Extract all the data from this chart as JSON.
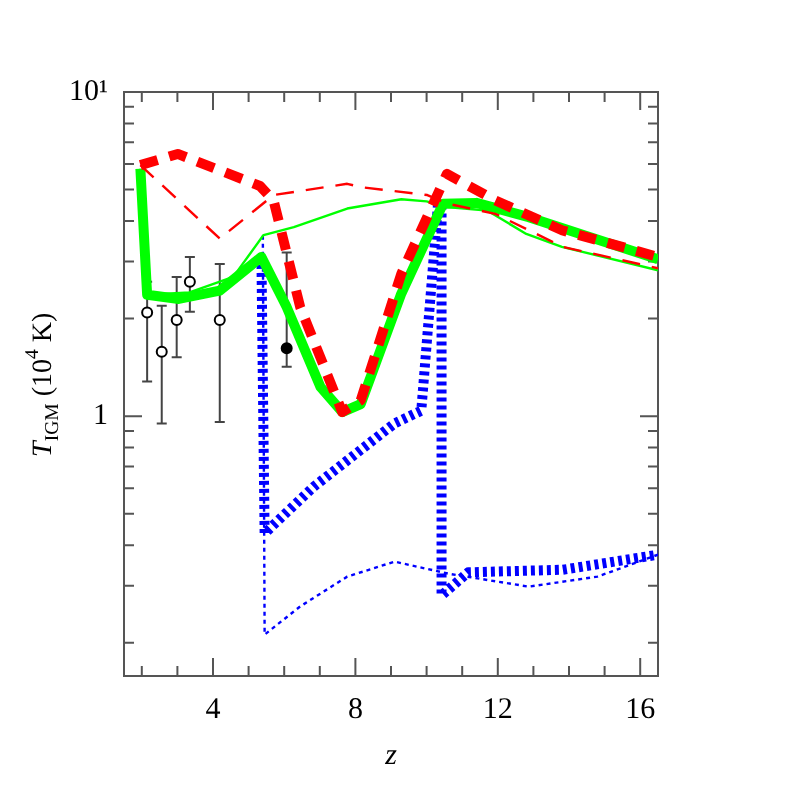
{
  "chart_data": {
    "type": "line",
    "xlabel": "z",
    "ylabel": "T$_{IGM}$ (10$^{4}$ K)",
    "log": "y",
    "grid": false,
    "legend": false,
    "xlim": [
      1.5,
      16.5
    ],
    "ylim": [
      0.158,
      10
    ],
    "xticks": [
      {
        "value": 2,
        "label": null
      },
      {
        "value": 3,
        "label": null
      },
      4,
      {
        "value": 5,
        "label": null
      },
      {
        "value": 6,
        "label": null
      },
      {
        "value": 7,
        "label": null
      },
      8,
      {
        "value": 9,
        "label": null
      },
      {
        "value": 10,
        "label": null
      },
      {
        "value": 11,
        "label": null
      },
      12,
      {
        "value": 13,
        "label": null
      },
      {
        "value": 14,
        "label": null
      },
      {
        "value": 15,
        "label": null
      },
      16
    ],
    "yticks": [
      {
        "value": 0.2,
        "label": null
      },
      {
        "value": 0.3,
        "label": null
      },
      {
        "value": 0.4,
        "label": null
      },
      {
        "value": 0.5,
        "label": null
      },
      {
        "value": 0.6,
        "label": null
      },
      {
        "value": 0.7,
        "label": null
      },
      {
        "value": 0.8,
        "label": null
      },
      {
        "value": 0.9,
        "label": null
      },
      1,
      {
        "value": 2,
        "label": null
      },
      {
        "value": 3,
        "label": null
      },
      {
        "value": 4,
        "label": null
      },
      {
        "value": 5,
        "label": null
      },
      {
        "value": 6,
        "label": null
      },
      {
        "value": 7,
        "label": null
      },
      {
        "value": 8,
        "label": null
      },
      {
        "value": 9,
        "label": null
      },
      {
        "value": 10,
        "label": "10¹"
      }
    ],
    "series": [
      {
        "color": "#ff0000",
        "line_style": "dashed",
        "marker": "none",
        "x": [
          1.96,
          3.01,
          5.32,
          5.7,
          6.45,
          7.63,
          8.15,
          9.29,
          10.57,
          11.93,
          13.82,
          16.5
        ],
        "values": [
          5.95,
          6.44,
          5.13,
          4.63,
          2.17,
          1.03,
          1.12,
          2.75,
          5.59,
          4.63,
          3.74,
          3.1
        ]
      },
      {
        "color": "#ff0000",
        "line_style": "dashed",
        "marker": "none",
        "x": [
          1.96,
          4.19,
          5.7,
          7.77,
          8.15,
          10.02,
          10.6,
          11.93,
          13.82,
          16.5
        ],
        "values": [
          5.95,
          3.53,
          4.81,
          5.21,
          5.09,
          4.81,
          4.52,
          4.21,
          3.33,
          2.86
        ]
      },
      {
        "color": "#00ff00",
        "line_style": "solid",
        "marker": "none",
        "x": [
          1.96,
          2.15,
          3.04,
          4.19,
          5.36,
          6.07,
          7.02,
          7.63,
          8.15,
          9.29,
          10.46,
          11.4,
          12.87,
          16.5
        ],
        "values": [
          5.8,
          2.37,
          2.3,
          2.44,
          3.1,
          2.17,
          1.23,
          1.03,
          1.09,
          2.39,
          4.52,
          4.55,
          4.11,
          3.05
        ]
      },
      {
        "color": "#00ff00",
        "line_style": "solid",
        "marker": "none",
        "x": [
          1.96,
          2.15,
          3.34,
          4.57,
          5.42,
          6.27,
          7.77,
          9.29,
          10.0,
          10.57,
          11.7,
          12.8,
          13.8,
          16.5
        ],
        "values": [
          5.8,
          2.37,
          2.41,
          2.69,
          3.62,
          3.83,
          4.37,
          4.67,
          4.6,
          4.42,
          4.31,
          3.65,
          3.33,
          2.82
        ]
      },
      {
        "color": "#0000ff",
        "line_style": "dotted",
        "marker": "none",
        "x": [
          5.36,
          5.45,
          6.83,
          9.1,
          9.85,
          10.32,
          10.42,
          10.42,
          11.17,
          13.82,
          16.5
        ],
        "values": [
          3.1,
          0.435,
          0.606,
          0.95,
          1.04,
          4.5,
          4.5,
          0.28,
          0.33,
          0.336,
          0.374
        ]
      },
      {
        "color": "#0000ff",
        "line_style": "dotted",
        "marker": "none",
        "x": [
          5.4,
          5.45,
          6.45,
          7.77,
          9.1,
          10.6,
          12.87,
          14.8,
          16.5
        ],
        "values": [
          3.6,
          0.212,
          0.259,
          0.32,
          0.356,
          0.327,
          0.298,
          0.32,
          0.374
        ]
      },
      {
        "type": "scatter",
        "color": "#000000",
        "marker": "circle",
        "x": [
          2.15,
          2.56,
          2.98,
          3.35,
          4.19
        ],
        "values": [
          2.09,
          1.58,
          1.98,
          2.6,
          1.98
        ],
        "errors": [
          [
            1.28,
            2.6
          ],
          [
            0.95,
            2.19
          ],
          [
            1.52,
            2.69
          ],
          [
            2.1,
            3.1
          ],
          [
            0.96,
            2.95
          ]
        ]
      },
      {
        "type": "scatter",
        "color": "#000000",
        "marker": "circle",
        "x": [
          6.07
        ],
        "values": [
          1.62
        ],
        "errors": [
          [
            1.42,
            3.2
          ]
        ]
      }
    ]
  }
}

-=-=-=-=-

■ THE TASK ■
Set down all the data again exactly as above, pictures excluded.

■ RESULT ■
Extract all the data from this chart as JSON.
{
  "chart_data": {
    "type": "line",
    "xlabel": "z",
    "ylabel": "T$_{IGM}$ (10$^{4}$ K)",
    "log": "y",
    "grid": false,
    "legend": false,
    "xlim": [
      1.5,
      16.5
    ],
    "ylim": [
      0.158,
      10
    ],
    "xticks": [
      {
        "value": 2,
        "label": null
      },
      {
        "value": 3,
        "label": null
      },
      4,
      {
        "value": 5,
        "label": null
      },
      {
        "value": 6,
        "label": null
      },
      {
        "value": 7,
        "label": null
      },
      8,
      {
        "value": 9,
        "label": null
      },
      {
        "value": 10,
        "label": null
      },
      {
        "value": 11,
        "label": null
      },
      12,
      {
        "value": 13,
        "label": null
      },
      {
        "value": 14,
        "label": null
      },
      {
        "value": 15,
        "label": null
      },
      16
    ],
    "yticks": [
      {
        "value": 0.2,
        "label": null
      },
      {
        "value": 0.3,
        "label": null
      },
      {
        "value": 0.4,
        "label": null
      },
      {
        "value": 0.5,
        "label": null
      },
      {
        "value": 0.6,
        "label": null
      },
      {
        "value": 0.7,
        "label": null
      },
      {
        "value": 0.8,
        "label": null
      },
      {
        "value": 0.9,
        "label": null
      },
      1,
      {
        "value": 2,
        "label": null
      },
      {
        "value": 3,
        "label": null
      },
      {
        "value": 4,
        "label": null
      },
      {
        "value": 5,
        "label": null
      },
      {
        "value": 6,
        "label": null
      },
      {
        "value": 7,
        "label": null
      },
      {
        "value": 8,
        "label": null
      },
      {
        "value": 9,
        "label": null
      },
      {
        "value": 10,
        "label": "10¹"
      }
    ],
    "series": [
      {
        "color": "#ff0000",
        "line_style": "dashed",
        "marker": "none",
        "x": [
          1.96,
          3.01,
          5.32,
          5.7,
          6.45,
          7.63,
          8.15,
          9.29,
          10.57,
          11.93,
          13.82,
          16.5
        ],
        "values": [
          5.95,
          6.44,
          5.13,
          4.63,
          2.17,
          1.03,
          1.12,
          2.75,
          5.59,
          4.63,
          3.74,
          3.1
        ]
      },
      {
        "color": "#ff0000",
        "line_style": "dashed",
        "marker": "none",
        "x": [
          1.96,
          4.19,
          5.7,
          7.77,
          8.15,
          10.02,
          10.6,
          11.93,
          13.82,
          16.5
        ],
        "values": [
          5.95,
          3.53,
          4.81,
          5.21,
          5.09,
          4.81,
          4.52,
          4.21,
          3.33,
          2.86
        ]
      },
      {
        "color": "#00ff00",
        "line_style": "solid",
        "marker": "none",
        "x": [
          1.96,
          2.15,
          3.04,
          4.19,
          5.36,
          6.07,
          7.02,
          7.63,
          8.15,
          9.29,
          10.46,
          11.4,
          12.87,
          16.5
        ],
        "values": [
          5.8,
          2.37,
          2.3,
          2.44,
          3.1,
          2.17,
          1.23,
          1.03,
          1.09,
          2.39,
          4.52,
          4.55,
          4.11,
          3.05
        ]
      },
      {
        "color": "#00ff00",
        "line_style": "solid",
        "marker": "none",
        "x": [
          1.96,
          2.15,
          3.34,
          4.57,
          5.42,
          6.27,
          7.77,
          9.29,
          10.0,
          10.57,
          11.7,
          12.8,
          13.8,
          16.5
        ],
        "values": [
          5.8,
          2.37,
          2.41,
          2.69,
          3.62,
          3.83,
          4.37,
          4.67,
          4.6,
          4.42,
          4.31,
          3.65,
          3.33,
          2.82
        ]
      },
      {
        "color": "#0000ff",
        "line_style": "dotted",
        "marker": "none",
        "x": [
          5.36,
          5.45,
          6.83,
          9.1,
          9.85,
          10.32,
          10.42,
          10.42,
          11.17,
          13.82,
          16.5
        ],
        "values": [
          3.1,
          0.435,
          0.606,
          0.95,
          1.04,
          4.5,
          4.5,
          0.28,
          0.33,
          0.336,
          0.374
        ]
      },
      {
        "color": "#0000ff",
        "line_style": "dotted",
        "marker": "none",
        "x": [
          5.4,
          5.45,
          6.45,
          7.77,
          9.1,
          10.6,
          12.87,
          14.8,
          16.5
        ],
        "values": [
          3.6,
          0.212,
          0.259,
          0.32,
          0.356,
          0.327,
          0.298,
          0.32,
          0.374
        ]
      },
      {
        "type": "scatter",
        "color": "#000000",
        "marker": "circle",
        "x": [
          2.15,
          2.56,
          2.98,
          3.35,
          4.19
        ],
        "values": [
          2.09,
          1.58,
          1.98,
          2.6,
          1.98
        ],
        "errors": [
          [
            1.28,
            2.6
          ],
          [
            0.95,
            2.19
          ],
          [
            1.52,
            2.69
          ],
          [
            2.1,
            3.1
          ],
          [
            0.96,
            2.95
          ]
        ]
      },
      {
        "type": "scatter",
        "color": "#000000",
        "marker": "circle",
        "x": [
          6.07
        ],
        "values": [
          1.62
        ],
        "errors": [
          [
            1.42,
            3.2
          ]
        ]
      }
    ]
  }
}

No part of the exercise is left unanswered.